(Extracted data entries)
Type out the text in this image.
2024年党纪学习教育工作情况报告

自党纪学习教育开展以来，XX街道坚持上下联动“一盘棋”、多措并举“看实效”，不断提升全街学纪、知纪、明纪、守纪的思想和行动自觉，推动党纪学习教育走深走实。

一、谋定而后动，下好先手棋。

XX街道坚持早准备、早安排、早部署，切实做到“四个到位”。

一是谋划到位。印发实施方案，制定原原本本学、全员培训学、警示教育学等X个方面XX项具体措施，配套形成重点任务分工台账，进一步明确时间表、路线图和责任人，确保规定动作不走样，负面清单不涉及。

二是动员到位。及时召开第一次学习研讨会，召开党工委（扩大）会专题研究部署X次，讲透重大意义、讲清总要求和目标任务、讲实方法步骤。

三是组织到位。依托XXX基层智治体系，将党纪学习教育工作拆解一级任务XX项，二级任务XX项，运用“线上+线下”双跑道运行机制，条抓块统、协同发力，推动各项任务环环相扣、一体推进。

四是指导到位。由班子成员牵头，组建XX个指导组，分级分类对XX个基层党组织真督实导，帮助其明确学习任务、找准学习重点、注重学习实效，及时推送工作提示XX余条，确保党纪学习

-- WORK TO DO --
Copy all the lines, exactly.

-- TASK OUTPUT --
Type out the text in this image.
2024年党纪学习教育工作情况报告

自党纪学习教育开展以来，XX街道坚持上下联动“一盘棋”、多措并举“看实效”，不断提升全街学纪、知纪、明纪、守纪的思想和行动自觉，推动党纪学习教育走深走实。

一、谋定而后动，下好先手棋。

XX街道坚持早准备、早安排、早部署，切实做到“四个到位”。

一是谋划到位。印发实施方案，制定原原本本学、全员培训学、警示教育学等X个方面XX项具体措施，配套形成重点任务分工台账，进一步明确时间表、路线图和责任人，确保规定动作不走样，负面清单不涉及。

二是动员到位。及时召开第一次学习研讨会，召开党工委（扩大）会专题研究部署X次，讲透重大意义、讲清总要求和目标任务、讲实方法步骤。

三是组织到位。依托XXX基层智治体系，将党纪学习教育工作拆解一级任务XX项，二级任务XX项，运用“线上+线下”双跑道运行机制，条抓块统、协同发力，推动各项任务环环相扣、一体推进。

四是指导到位。由班子成员牵头，组建XX个指导组，分级分类对XX个基层党组织真督实导，帮助其明确学习任务、找准学习重点、注重学习实效，及时推送工作提示XX余条，确保党纪学习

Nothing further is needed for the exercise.